## Task objective
Your task is to copy every record exactly.

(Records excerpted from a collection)
--*--

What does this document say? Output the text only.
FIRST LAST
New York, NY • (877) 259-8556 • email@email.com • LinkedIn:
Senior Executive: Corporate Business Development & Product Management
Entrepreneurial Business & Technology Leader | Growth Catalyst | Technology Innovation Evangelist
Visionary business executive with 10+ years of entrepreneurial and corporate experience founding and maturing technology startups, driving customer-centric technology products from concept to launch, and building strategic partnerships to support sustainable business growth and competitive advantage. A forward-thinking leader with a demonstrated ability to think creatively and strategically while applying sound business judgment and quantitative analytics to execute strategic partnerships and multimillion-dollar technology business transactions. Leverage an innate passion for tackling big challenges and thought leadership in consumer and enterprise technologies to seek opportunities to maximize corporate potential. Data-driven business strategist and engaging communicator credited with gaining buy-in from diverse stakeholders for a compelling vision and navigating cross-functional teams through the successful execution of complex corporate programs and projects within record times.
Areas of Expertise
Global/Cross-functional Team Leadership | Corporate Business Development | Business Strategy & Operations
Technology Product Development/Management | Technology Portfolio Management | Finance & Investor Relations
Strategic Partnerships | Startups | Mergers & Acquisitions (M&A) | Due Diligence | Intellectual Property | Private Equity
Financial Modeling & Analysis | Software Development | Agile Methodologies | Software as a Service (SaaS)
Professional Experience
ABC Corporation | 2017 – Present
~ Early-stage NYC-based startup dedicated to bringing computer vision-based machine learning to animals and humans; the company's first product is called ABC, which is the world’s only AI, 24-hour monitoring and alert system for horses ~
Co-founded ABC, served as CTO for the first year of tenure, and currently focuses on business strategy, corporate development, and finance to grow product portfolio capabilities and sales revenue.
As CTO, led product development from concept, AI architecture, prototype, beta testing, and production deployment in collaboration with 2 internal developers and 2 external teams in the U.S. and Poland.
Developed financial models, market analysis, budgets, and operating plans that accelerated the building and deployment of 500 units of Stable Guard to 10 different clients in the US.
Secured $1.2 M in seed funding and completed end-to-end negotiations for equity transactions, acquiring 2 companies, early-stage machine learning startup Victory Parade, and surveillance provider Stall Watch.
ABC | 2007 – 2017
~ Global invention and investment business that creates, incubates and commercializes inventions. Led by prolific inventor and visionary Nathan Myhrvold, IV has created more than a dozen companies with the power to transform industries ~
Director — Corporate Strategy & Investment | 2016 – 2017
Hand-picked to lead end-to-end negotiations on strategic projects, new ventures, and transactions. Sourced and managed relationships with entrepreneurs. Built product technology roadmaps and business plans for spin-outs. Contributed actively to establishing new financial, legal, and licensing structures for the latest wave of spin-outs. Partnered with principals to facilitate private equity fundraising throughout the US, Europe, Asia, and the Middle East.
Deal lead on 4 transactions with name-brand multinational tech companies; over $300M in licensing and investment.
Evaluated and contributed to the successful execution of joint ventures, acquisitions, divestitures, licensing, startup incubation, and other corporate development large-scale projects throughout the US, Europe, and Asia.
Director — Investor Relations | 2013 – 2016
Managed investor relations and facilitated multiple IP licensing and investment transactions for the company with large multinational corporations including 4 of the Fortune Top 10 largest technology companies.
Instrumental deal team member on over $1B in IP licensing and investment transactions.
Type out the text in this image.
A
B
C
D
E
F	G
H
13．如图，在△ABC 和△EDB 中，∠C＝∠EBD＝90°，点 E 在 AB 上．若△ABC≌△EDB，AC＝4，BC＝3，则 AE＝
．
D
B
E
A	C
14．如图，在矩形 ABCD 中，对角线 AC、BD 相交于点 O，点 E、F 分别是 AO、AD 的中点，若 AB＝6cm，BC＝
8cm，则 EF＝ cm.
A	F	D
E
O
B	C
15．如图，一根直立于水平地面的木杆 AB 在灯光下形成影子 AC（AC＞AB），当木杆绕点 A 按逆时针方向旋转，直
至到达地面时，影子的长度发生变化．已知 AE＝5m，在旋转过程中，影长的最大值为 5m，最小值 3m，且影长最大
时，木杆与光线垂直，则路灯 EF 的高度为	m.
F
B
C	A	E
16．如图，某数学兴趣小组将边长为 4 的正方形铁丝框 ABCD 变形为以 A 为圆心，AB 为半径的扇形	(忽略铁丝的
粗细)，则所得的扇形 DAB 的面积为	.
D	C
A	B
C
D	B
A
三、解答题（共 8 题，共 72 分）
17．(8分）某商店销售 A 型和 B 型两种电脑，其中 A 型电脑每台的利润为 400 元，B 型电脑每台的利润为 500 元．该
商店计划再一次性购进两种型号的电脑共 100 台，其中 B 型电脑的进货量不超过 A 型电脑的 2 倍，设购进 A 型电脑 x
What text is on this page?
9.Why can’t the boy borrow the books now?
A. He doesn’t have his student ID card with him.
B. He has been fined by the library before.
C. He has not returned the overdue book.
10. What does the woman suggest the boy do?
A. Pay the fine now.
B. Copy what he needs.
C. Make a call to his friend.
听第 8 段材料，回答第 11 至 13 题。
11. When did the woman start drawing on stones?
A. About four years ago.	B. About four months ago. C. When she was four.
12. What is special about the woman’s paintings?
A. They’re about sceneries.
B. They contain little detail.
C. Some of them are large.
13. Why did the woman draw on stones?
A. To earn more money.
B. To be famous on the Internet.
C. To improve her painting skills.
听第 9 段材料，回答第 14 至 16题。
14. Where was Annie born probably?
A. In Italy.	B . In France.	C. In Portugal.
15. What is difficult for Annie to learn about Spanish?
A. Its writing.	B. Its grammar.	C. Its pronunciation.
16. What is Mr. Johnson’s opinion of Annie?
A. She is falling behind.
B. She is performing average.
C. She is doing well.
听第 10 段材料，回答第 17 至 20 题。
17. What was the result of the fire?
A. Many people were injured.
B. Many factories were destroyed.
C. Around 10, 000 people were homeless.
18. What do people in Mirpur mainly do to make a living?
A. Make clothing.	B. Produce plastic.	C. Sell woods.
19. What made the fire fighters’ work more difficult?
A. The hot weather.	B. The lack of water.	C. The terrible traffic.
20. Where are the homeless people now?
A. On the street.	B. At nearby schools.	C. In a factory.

--*--

## Solution to this task
What does this document say? Output the text only.
FIRST LAST
New York, NY • (877) 259-8556 • email@email.com • LinkedIn:
Senior Executive: Corporate Business Development & Product Management
Entrepreneurial Business & Technology Leader | Growth Catalyst | Technology Innovation Evangelist
Visionary business executive with 10+ years of entrepreneurial and corporate experience founding and maturing technology startups, driving customer-centric technology products from concept to launch, and building strategic partnerships to support sustainable business growth and competitive advantage. A forward-thinking leader with a demonstrated ability to think creatively and strategically while applying sound business judgment and quantitative analytics to execute strategic partnerships and multimillion-dollar technology business transactions. Leverage an innate passion for tackling big challenges and thought leadership in consumer and enterprise technologies to seek opportunities to maximize corporate potential. Data-driven business strategist and engaging communicator credited with gaining buy-in from diverse stakeholders for a compelling vision and navigating cross-functional teams through the successful execution of complex corporate programs and projects within record times.
Areas of Expertise
Global/Cross-functional Team Leadership | Corporate Business Development | Business Strategy & Operations
Technology Product Development/Management | Technology Portfolio Management | Finance & Investor Relations
Strategic Partnerships | Startups | Mergers & Acquisitions (M&A) | Due Diligence | Intellectual Property | Private Equity
Financial Modeling & Analysis | Software Development | Agile Methodologies | Software as a Service (SaaS)
Professional Experience
ABC Corporation | 2017 – Present
~ Early-stage NYC-based startup dedicated to bringing computer vision-based machine learning to animals and humans; the company's first product is called ABC, which is the world’s only AI, 24-hour monitoring and alert system for horses ~
Co-founded ABC, served as CTO for the first year of tenure, and currently focuses on business strategy, corporate development, and finance to grow product portfolio capabilities and sales revenue.
As CTO, led product development from concept, AI architecture, prototype, beta testing, and production deployment in collaboration with 2 internal developers and 2 external teams in the U.S. and Poland.
Developed financial models, market analysis, budgets, and operating plans that accelerated the building and deployment of 500 units of Stable Guard to 10 different clients in the US.
Secured $1.2 M in seed funding and completed end-to-end negotiations for equity transactions, acquiring 2 companies, early-stage machine learning startup Victory Parade, and surveillance provider Stall Watch.
ABC | 2007 – 2017
~ Global invention and investment business that creates, incubates and commercializes inventions. Led by prolific inventor and visionary Nathan Myhrvold, IV has created more than a dozen companies with the power to transform industries ~
Director — Corporate Strategy & Investment | 2016 – 2017
Hand-picked to lead end-to-end negotiations on strategic projects, new ventures, and transactions. Sourced and managed relationships with entrepreneurs. Built product technology roadmaps and business plans for spin-outs. Contributed actively to establishing new financial, legal, and licensing structures for the latest wave of spin-outs. Partnered with principals to facilitate private equity fundraising throughout the US, Europe, Asia, and the Middle East.
Deal lead on 4 transactions with name-brand multinational tech companies; over $300M in licensing and investment.
Evaluated and contributed to the successful execution of joint ventures, acquisitions, divestitures, licensing, startup incubation, and other corporate development large-scale projects throughout the US, Europe, and Asia.
Director — Investor Relations | 2013 – 2016
Managed investor relations and facilitated multiple IP licensing and investment transactions for the company with large multinational corporations including 4 of the Fortune Top 10 largest technology companies.
Instrumental deal team member on over $1B in IP licensing and investment transactions.
Type out the text in this image.
A
B
C
D
E
F	G
H
13．如图，在△ABC 和△EDB 中，∠C＝∠EBD＝90°，点 E 在 AB 上．若△ABC≌△EDB，AC＝4，BC＝3，则 AE＝
．
D
B
E
A	C
14．如图，在矩形 ABCD 中，对角线 AC、BD 相交于点 O，点 E、F 分别是 AO、AD 的中点，若 AB＝6cm，BC＝
8cm，则 EF＝ cm.
A	F	D
E
O
B	C
15．如图，一根直立于水平地面的木杆 AB 在灯光下形成影子 AC（AC＞AB），当木杆绕点 A 按逆时针方向旋转，直
至到达地面时，影子的长度发生变化．已知 AE＝5m，在旋转过程中，影长的最大值为 5m，最小值 3m，且影长最大
时，木杆与光线垂直，则路灯 EF 的高度为	m.
F
B
C	A	E
16．如图，某数学兴趣小组将边长为 4 的正方形铁丝框 ABCD 变形为以 A 为圆心，AB 为半径的扇形	(忽略铁丝的
粗细)，则所得的扇形 DAB 的面积为	.
D	C
A	B
C
D	B
A
三、解答题（共 8 题，共 72 分）
17．(8分）某商店销售 A 型和 B 型两种电脑，其中 A 型电脑每台的利润为 400 元，B 型电脑每台的利润为 500 元．该
商店计划再一次性购进两种型号的电脑共 100 台，其中 B 型电脑的进货量不超过 A 型电脑的 2 倍，设购进 A 型电脑 x
What text is on this page?
9.Why can’t the boy borrow the books now?
A. He doesn’t have his student ID card with him.
B. He has been fined by the library before.
C. He has not returned the overdue book.
10. What does the woman suggest the boy do?
A. Pay the fine now.
B. Copy what he needs.
C. Make a call to his friend.
听第 8 段材料，回答第 11 至 13 题。
11. When did the woman start drawing on stones?
A. About four years ago.	B. About four months ago. C. When she was four.
12. What is special about the woman’s paintings?
A. They’re about sceneries.
B. They contain little detail.
C. Some of them are large.
13. Why did the woman draw on stones?
A. To earn more money.
B. To be famous on the Internet.
C. To improve her painting skills.
听第 9 段材料，回答第 14 至 16题。
14. Where was Annie born probably?
A. In Italy.	B . In France.	C. In Portugal.
15. What is difficult for Annie to learn about Spanish?
A. Its writing.	B. Its grammar.	C. Its pronunciation.
16. What is Mr. Johnson’s opinion of Annie?
A. She is falling behind.
B. She is performing average.
C. She is doing well.
听第 10 段材料，回答第 17 至 20 题。
17. What was the result of the fire?
A. Many people were injured.
B. Many factories were destroyed.
C. Around 10, 000 people were homeless.
18. What do people in Mirpur mainly do to make a living?
A. Make clothing.	B. Produce plastic.	C. Sell woods.
19. What made the fire fighters’ work more difficult?
A. The hot weather.	B. The lack of water.	C. The terrible traffic.
20. Where are the homeless people now?
A. On the street.	B. At nearby schools.	C. In a factory.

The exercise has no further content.